Direction: Report how many lines hold the word "EURUSD"; give nothing but the number.

[Items from a figure collection]
#####

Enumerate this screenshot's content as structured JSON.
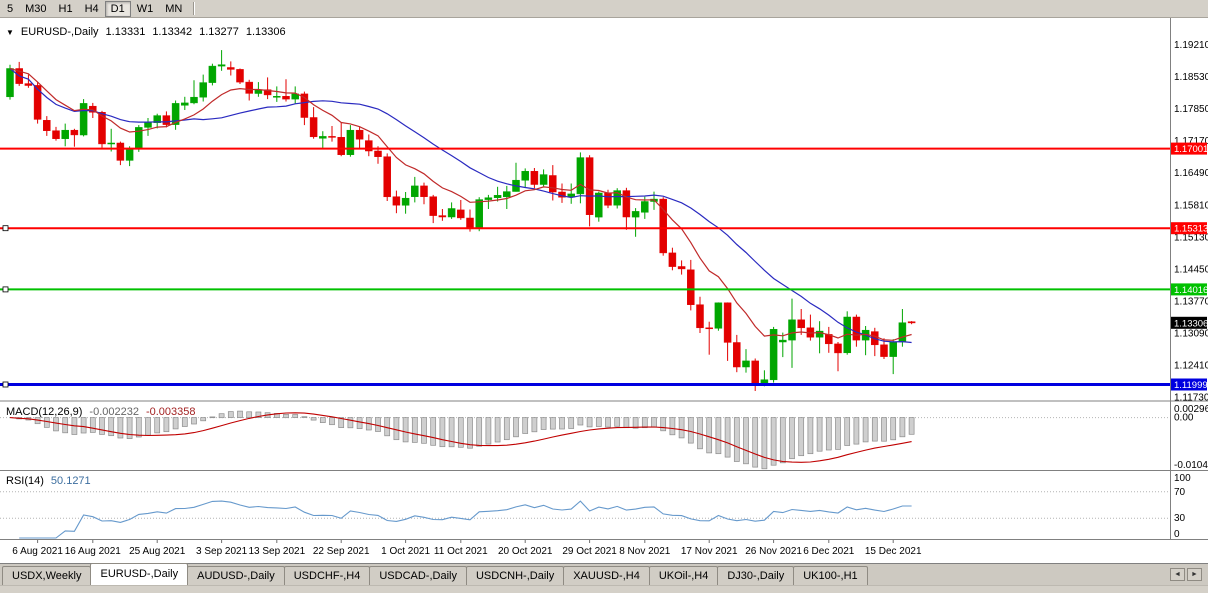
{
  "toolbar": {
    "timeframes": [
      {
        "label": "5",
        "active": false
      },
      {
        "label": "M30",
        "active": false
      },
      {
        "label": "H1",
        "active": false
      },
      {
        "label": "H4",
        "active": false
      },
      {
        "label": "D1",
        "active": true
      },
      {
        "label": "W1",
        "active": false
      },
      {
        "label": "MN",
        "active": false
      }
    ]
  },
  "chart_info": {
    "dropdown_icon": "▼",
    "symbol": "EURUSD-,Daily",
    "open": "1.13331",
    "high": "1.13342",
    "low": "1.13277",
    "close": "1.13306"
  },
  "indicators": {
    "macd": {
      "label": "MACD(12,26,9)",
      "value_main": "-0.002232",
      "value_signal": "-0.003358",
      "ticks": [
        "0.002966",
        "0.00",
        "-0.01042"
      ]
    },
    "rsi": {
      "label": "RSI(14)",
      "value": "50.1271",
      "ticks": [
        "100",
        "70",
        "30",
        "0"
      ]
    }
  },
  "tabbar": {
    "scroll_left": "◄",
    "scroll_right": "►",
    "tabs": [
      {
        "label": "USDX,Weekly",
        "active": false
      },
      {
        "label": "EURUSD-,Daily",
        "active": true
      },
      {
        "label": "AUDUSD-,Daily",
        "active": false
      },
      {
        "label": "USDCHF-,H4",
        "active": false
      },
      {
        "label": "USDCAD-,Daily",
        "active": false
      },
      {
        "label": "USDCNH-,Daily",
        "active": false
      },
      {
        "label": "XAUUSD-,H4",
        "active": false
      },
      {
        "label": "UKOil-,H4",
        "active": false
      },
      {
        "label": "DJ30-,Daily",
        "active": false
      },
      {
        "label": "UK100-,H1",
        "active": false
      }
    ]
  },
  "colors": {
    "candle_up": "#00A600",
    "candle_down": "#E30000",
    "macd_hist_fill": "#CFCFCF",
    "macd_hist_stroke": "#8C8C8C",
    "macd_signal": "#C00000",
    "rsi_line": "#6699CC",
    "pane_divider": "#808080",
    "axis_text": "#000000"
  },
  "chart_data": {
    "type": "candlestick",
    "symbol": "EURUSD-",
    "timeframe": "Daily",
    "title": "EURUSD-,Daily",
    "y_axis": {
      "max": 1.1977,
      "min": 1.1167,
      "ticks": [
        "1.19210",
        "1.18530",
        "1.17850",
        "1.17170",
        "1.16490",
        "1.15810",
        "1.15130",
        "1.14450",
        "1.13770",
        "1.13090",
        "1.12410",
        "1.11730"
      ]
    },
    "x_labels": [
      "6 Aug 2021",
      "16 Aug 2021",
      "25 Aug 2021",
      "3 Sep 2021",
      "13 Sep 2021",
      "22 Sep 2021",
      "1 Oct 2021",
      "11 Oct 2021",
      "20 Oct 2021",
      "29 Oct 2021",
      "8 Nov 2021",
      "17 Nov 2021",
      "26 Nov 2021",
      "6 Dec 2021",
      "15 Dec 2021"
    ],
    "hlines": [
      {
        "price": 1.17001,
        "label": "1.17001",
        "color": "#FF0000",
        "width": 2,
        "selected": false
      },
      {
        "price": 1.15313,
        "label": "1.15313",
        "color": "#FF0000",
        "width": 2,
        "selected": true
      },
      {
        "price": 1.14016,
        "label": "1.14016",
        "color": "#00C100",
        "width": 2,
        "selected": true
      },
      {
        "price": 1.11999,
        "label": "1.11999",
        "color": "#0000E0",
        "width": 3,
        "selected": true
      }
    ],
    "current_price": {
      "price": 1.13306,
      "label": "1.13306",
      "bg": "#000000"
    },
    "moving_averages": [
      {
        "type": "sma",
        "period": 21,
        "color": "#2A2AC0"
      },
      {
        "type": "ema",
        "period": 10,
        "color": "#C02A2A"
      }
    ],
    "macd_params": [
      12,
      26,
      9
    ],
    "macd_range": {
      "max": 0.002966,
      "min": -0.01042
    },
    "rsi_period": 14,
    "rsi_levels": [
      70,
      30
    ],
    "candles": [
      {
        "d": "3 Aug 2021",
        "o": 1.181,
        "h": 1.1878,
        "l": 1.1804,
        "c": 1.187
      },
      {
        "d": "4 Aug 2021",
        "o": 1.187,
        "h": 1.1884,
        "l": 1.1833,
        "c": 1.1838
      },
      {
        "d": "5 Aug 2021",
        "o": 1.1838,
        "h": 1.1857,
        "l": 1.1829,
        "c": 1.1834
      },
      {
        "d": "6 Aug 2021",
        "o": 1.1834,
        "h": 1.1841,
        "l": 1.1753,
        "c": 1.1762
      },
      {
        "d": "9 Aug 2021",
        "o": 1.176,
        "h": 1.1769,
        "l": 1.1727,
        "c": 1.1738
      },
      {
        "d": "10 Aug 2021",
        "o": 1.1738,
        "h": 1.1746,
        "l": 1.1717,
        "c": 1.1721
      },
      {
        "d": "11 Aug 2021",
        "o": 1.1721,
        "h": 1.1753,
        "l": 1.1705,
        "c": 1.1739
      },
      {
        "d": "12 Aug 2021",
        "o": 1.1739,
        "h": 1.1742,
        "l": 1.1704,
        "c": 1.1729
      },
      {
        "d": "13 Aug 2021",
        "o": 1.1729,
        "h": 1.1805,
        "l": 1.1726,
        "c": 1.1796
      },
      {
        "d": "16 Aug 2021",
        "o": 1.179,
        "h": 1.1797,
        "l": 1.1765,
        "c": 1.1777
      },
      {
        "d": "17 Aug 2021",
        "o": 1.1777,
        "h": 1.178,
        "l": 1.1702,
        "c": 1.171
      },
      {
        "d": "18 Aug 2021",
        "o": 1.171,
        "h": 1.1742,
        "l": 1.1694,
        "c": 1.1712
      },
      {
        "d": "19 Aug 2021",
        "o": 1.1712,
        "h": 1.1715,
        "l": 1.1665,
        "c": 1.1675
      },
      {
        "d": "20 Aug 2021",
        "o": 1.1675,
        "h": 1.1705,
        "l": 1.1663,
        "c": 1.1698
      },
      {
        "d": "23 Aug 2021",
        "o": 1.17,
        "h": 1.175,
        "l": 1.1693,
        "c": 1.1745
      },
      {
        "d": "24 Aug 2021",
        "o": 1.1745,
        "h": 1.1765,
        "l": 1.1727,
        "c": 1.1755
      },
      {
        "d": "25 Aug 2021",
        "o": 1.1755,
        "h": 1.1774,
        "l": 1.1743,
        "c": 1.177
      },
      {
        "d": "26 Aug 2021",
        "o": 1.177,
        "h": 1.1779,
        "l": 1.1745,
        "c": 1.1751
      },
      {
        "d": "27 Aug 2021",
        "o": 1.1751,
        "h": 1.1802,
        "l": 1.174,
        "c": 1.1796
      },
      {
        "d": "30 Aug 2021",
        "o": 1.1792,
        "h": 1.181,
        "l": 1.1782,
        "c": 1.1797
      },
      {
        "d": "31 Aug 2021",
        "o": 1.1797,
        "h": 1.1845,
        "l": 1.1794,
        "c": 1.1809
      },
      {
        "d": "1 Sep 2021",
        "o": 1.1809,
        "h": 1.1857,
        "l": 1.18,
        "c": 1.184
      },
      {
        "d": "2 Sep 2021",
        "o": 1.184,
        "h": 1.188,
        "l": 1.1834,
        "c": 1.1875
      },
      {
        "d": "3 Sep 2021",
        "o": 1.1875,
        "h": 1.1909,
        "l": 1.1865,
        "c": 1.1878
      },
      {
        "d": "6 Sep 2021",
        "o": 1.1872,
        "h": 1.1885,
        "l": 1.1855,
        "c": 1.1868
      },
      {
        "d": "7 Sep 2021",
        "o": 1.1868,
        "h": 1.187,
        "l": 1.1837,
        "c": 1.1841
      },
      {
        "d": "8 Sep 2021",
        "o": 1.1841,
        "h": 1.1846,
        "l": 1.1802,
        "c": 1.1817
      },
      {
        "d": "9 Sep 2021",
        "o": 1.1817,
        "h": 1.1841,
        "l": 1.181,
        "c": 1.1825
      },
      {
        "d": "10 Sep 2021",
        "o": 1.1825,
        "h": 1.1851,
        "l": 1.1805,
        "c": 1.1814
      },
      {
        "d": "13 Sep 2021",
        "o": 1.181,
        "h": 1.1832,
        "l": 1.1799,
        "c": 1.1811
      },
      {
        "d": "14 Sep 2021",
        "o": 1.1811,
        "h": 1.1847,
        "l": 1.18,
        "c": 1.1805
      },
      {
        "d": "15 Sep 2021",
        "o": 1.1805,
        "h": 1.1832,
        "l": 1.1795,
        "c": 1.1816
      },
      {
        "d": "16 Sep 2021",
        "o": 1.1816,
        "h": 1.1821,
        "l": 1.175,
        "c": 1.1766
      },
      {
        "d": "17 Sep 2021",
        "o": 1.1766,
        "h": 1.1788,
        "l": 1.1721,
        "c": 1.1725
      },
      {
        "d": "20 Sep 2021",
        "o": 1.1722,
        "h": 1.1737,
        "l": 1.17,
        "c": 1.1726
      },
      {
        "d": "21 Sep 2021",
        "o": 1.1726,
        "h": 1.1748,
        "l": 1.1715,
        "c": 1.1724
      },
      {
        "d": "22 Sep 2021",
        "o": 1.1724,
        "h": 1.1756,
        "l": 1.1684,
        "c": 1.1687
      },
      {
        "d": "23 Sep 2021",
        "o": 1.1687,
        "h": 1.175,
        "l": 1.1683,
        "c": 1.1739
      },
      {
        "d": "24 Sep 2021",
        "o": 1.1739,
        "h": 1.1747,
        "l": 1.1701,
        "c": 1.172
      },
      {
        "d": "27 Sep 2021",
        "o": 1.1717,
        "h": 1.173,
        "l": 1.1684,
        "c": 1.1695
      },
      {
        "d": "28 Sep 2021",
        "o": 1.1695,
        "h": 1.1705,
        "l": 1.1668,
        "c": 1.1683
      },
      {
        "d": "29 Sep 2021",
        "o": 1.1683,
        "h": 1.169,
        "l": 1.1589,
        "c": 1.1598
      },
      {
        "d": "30 Sep 2021",
        "o": 1.1598,
        "h": 1.1611,
        "l": 1.1563,
        "c": 1.158
      },
      {
        "d": "1 Oct 2021",
        "o": 1.158,
        "h": 1.1608,
        "l": 1.1562,
        "c": 1.1595
      },
      {
        "d": "4 Oct 2021",
        "o": 1.1598,
        "h": 1.164,
        "l": 1.1586,
        "c": 1.1621
      },
      {
        "d": "5 Oct 2021",
        "o": 1.1621,
        "h": 1.1628,
        "l": 1.1582,
        "c": 1.1598
      },
      {
        "d": "6 Oct 2021",
        "o": 1.1598,
        "h": 1.1602,
        "l": 1.1542,
        "c": 1.1558
      },
      {
        "d": "7 Oct 2021",
        "o": 1.1558,
        "h": 1.1572,
        "l": 1.1547,
        "c": 1.1555
      },
      {
        "d": "8 Oct 2021",
        "o": 1.1555,
        "h": 1.1586,
        "l": 1.1551,
        "c": 1.1573
      },
      {
        "d": "11 Oct 2021",
        "o": 1.157,
        "h": 1.1591,
        "l": 1.1549,
        "c": 1.1553
      },
      {
        "d": "12 Oct 2021",
        "o": 1.1553,
        "h": 1.1571,
        "l": 1.1524,
        "c": 1.153
      },
      {
        "d": "13 Oct 2021",
        "o": 1.153,
        "h": 1.1597,
        "l": 1.1525,
        "c": 1.1592
      },
      {
        "d": "14 Oct 2021",
        "o": 1.1592,
        "h": 1.1602,
        "l": 1.1572,
        "c": 1.1596
      },
      {
        "d": "15 Oct 2021",
        "o": 1.1596,
        "h": 1.1619,
        "l": 1.1588,
        "c": 1.1601
      },
      {
        "d": "18 Oct 2021",
        "o": 1.1598,
        "h": 1.1621,
        "l": 1.1572,
        "c": 1.1609
      },
      {
        "d": "19 Oct 2021",
        "o": 1.1609,
        "h": 1.167,
        "l": 1.1609,
        "c": 1.1633
      },
      {
        "d": "20 Oct 2021",
        "o": 1.1633,
        "h": 1.1658,
        "l": 1.1617,
        "c": 1.1652
      },
      {
        "d": "21 Oct 2021",
        "o": 1.1652,
        "h": 1.1659,
        "l": 1.1616,
        "c": 1.1624
      },
      {
        "d": "22 Oct 2021",
        "o": 1.1624,
        "h": 1.1656,
        "l": 1.162,
        "c": 1.1645
      },
      {
        "d": "25 Oct 2021",
        "o": 1.1643,
        "h": 1.1665,
        "l": 1.159,
        "c": 1.1608
      },
      {
        "d": "26 Oct 2021",
        "o": 1.1608,
        "h": 1.1626,
        "l": 1.1585,
        "c": 1.1597
      },
      {
        "d": "27 Oct 2021",
        "o": 1.1597,
        "h": 1.1626,
        "l": 1.1583,
        "c": 1.1604
      },
      {
        "d": "28 Oct 2021",
        "o": 1.1604,
        "h": 1.1692,
        "l": 1.1584,
        "c": 1.1681
      },
      {
        "d": "29 Oct 2021",
        "o": 1.1681,
        "h": 1.1686,
        "l": 1.1535,
        "c": 1.156
      },
      {
        "d": "1 Nov 2021",
        "o": 1.1555,
        "h": 1.1609,
        "l": 1.1545,
        "c": 1.1606
      },
      {
        "d": "2 Nov 2021",
        "o": 1.1606,
        "h": 1.1613,
        "l": 1.1574,
        "c": 1.158
      },
      {
        "d": "3 Nov 2021",
        "o": 1.158,
        "h": 1.1616,
        "l": 1.1573,
        "c": 1.1611
      },
      {
        "d": "4 Nov 2021",
        "o": 1.1611,
        "h": 1.1617,
        "l": 1.1528,
        "c": 1.1555
      },
      {
        "d": "5 Nov 2021",
        "o": 1.1555,
        "h": 1.1574,
        "l": 1.1513,
        "c": 1.1567
      },
      {
        "d": "8 Nov 2021",
        "o": 1.1565,
        "h": 1.1598,
        "l": 1.1551,
        "c": 1.1588
      },
      {
        "d": "9 Nov 2021",
        "o": 1.1588,
        "h": 1.1609,
        "l": 1.157,
        "c": 1.1593
      },
      {
        "d": "10 Nov 2021",
        "o": 1.1593,
        "h": 1.1597,
        "l": 1.1473,
        "c": 1.1479
      },
      {
        "d": "11 Nov 2021",
        "o": 1.1479,
        "h": 1.149,
        "l": 1.1442,
        "c": 1.145
      },
      {
        "d": "12 Nov 2021",
        "o": 1.145,
        "h": 1.1463,
        "l": 1.1433,
        "c": 1.1445
      },
      {
        "d": "15 Nov 2021",
        "o": 1.1443,
        "h": 1.1464,
        "l": 1.1357,
        "c": 1.1369
      },
      {
        "d": "16 Nov 2021",
        "o": 1.1369,
        "h": 1.1386,
        "l": 1.1309,
        "c": 1.132
      },
      {
        "d": "17 Nov 2021",
        "o": 1.132,
        "h": 1.1333,
        "l": 1.1263,
        "c": 1.1319
      },
      {
        "d": "18 Nov 2021",
        "o": 1.1319,
        "h": 1.1374,
        "l": 1.1314,
        "c": 1.1373
      },
      {
        "d": "19 Nov 2021",
        "o": 1.1373,
        "h": 1.1374,
        "l": 1.125,
        "c": 1.1289
      },
      {
        "d": "22 Nov 2021",
        "o": 1.1289,
        "h": 1.1305,
        "l": 1.1226,
        "c": 1.1237
      },
      {
        "d": "23 Nov 2021",
        "o": 1.1237,
        "h": 1.1275,
        "l": 1.1225,
        "c": 1.125
      },
      {
        "d": "24 Nov 2021",
        "o": 1.125,
        "h": 1.1255,
        "l": 1.1186,
        "c": 1.1199
      },
      {
        "d": "25 Nov 2021",
        "o": 1.1199,
        "h": 1.123,
        "l": 1.1196,
        "c": 1.121
      },
      {
        "d": "26 Nov 2021",
        "o": 1.121,
        "h": 1.1322,
        "l": 1.1204,
        "c": 1.1317
      },
      {
        "d": "29 Nov 2021",
        "o": 1.129,
        "h": 1.131,
        "l": 1.1258,
        "c": 1.1294
      },
      {
        "d": "30 Nov 2021",
        "o": 1.1294,
        "h": 1.1382,
        "l": 1.1235,
        "c": 1.1337
      },
      {
        "d": "1 Dec 2021",
        "o": 1.1337,
        "h": 1.136,
        "l": 1.1305,
        "c": 1.132
      },
      {
        "d": "2 Dec 2021",
        "o": 1.132,
        "h": 1.1348,
        "l": 1.1293,
        "c": 1.13
      },
      {
        "d": "3 Dec 2021",
        "o": 1.13,
        "h": 1.1334,
        "l": 1.1266,
        "c": 1.1313
      },
      {
        "d": "6 Dec 2021",
        "o": 1.1306,
        "h": 1.1322,
        "l": 1.1267,
        "c": 1.1286
      },
      {
        "d": "7 Dec 2021",
        "o": 1.1286,
        "h": 1.129,
        "l": 1.1228,
        "c": 1.1267
      },
      {
        "d": "8 Dec 2021",
        "o": 1.1267,
        "h": 1.1355,
        "l": 1.1263,
        "c": 1.1343
      },
      {
        "d": "9 Dec 2021",
        "o": 1.1343,
        "h": 1.1348,
        "l": 1.128,
        "c": 1.1294
      },
      {
        "d": "10 Dec 2021",
        "o": 1.1294,
        "h": 1.1324,
        "l": 1.1262,
        "c": 1.1315
      },
      {
        "d": "13 Dec 2021",
        "o": 1.1312,
        "h": 1.132,
        "l": 1.126,
        "c": 1.1284
      },
      {
        "d": "14 Dec 2021",
        "o": 1.1284,
        "h": 1.1298,
        "l": 1.1254,
        "c": 1.1259
      },
      {
        "d": "15 Dec 2021",
        "o": 1.1259,
        "h": 1.1296,
        "l": 1.1222,
        "c": 1.129
      },
      {
        "d": "16 Dec 2021",
        "o": 1.129,
        "h": 1.136,
        "l": 1.128,
        "c": 1.1331
      },
      {
        "d": "17 Dec 2021",
        "o": 1.13331,
        "h": 1.13342,
        "l": 1.13277,
        "c": 1.13306
      }
    ]
  }
}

#####

Task solution: 4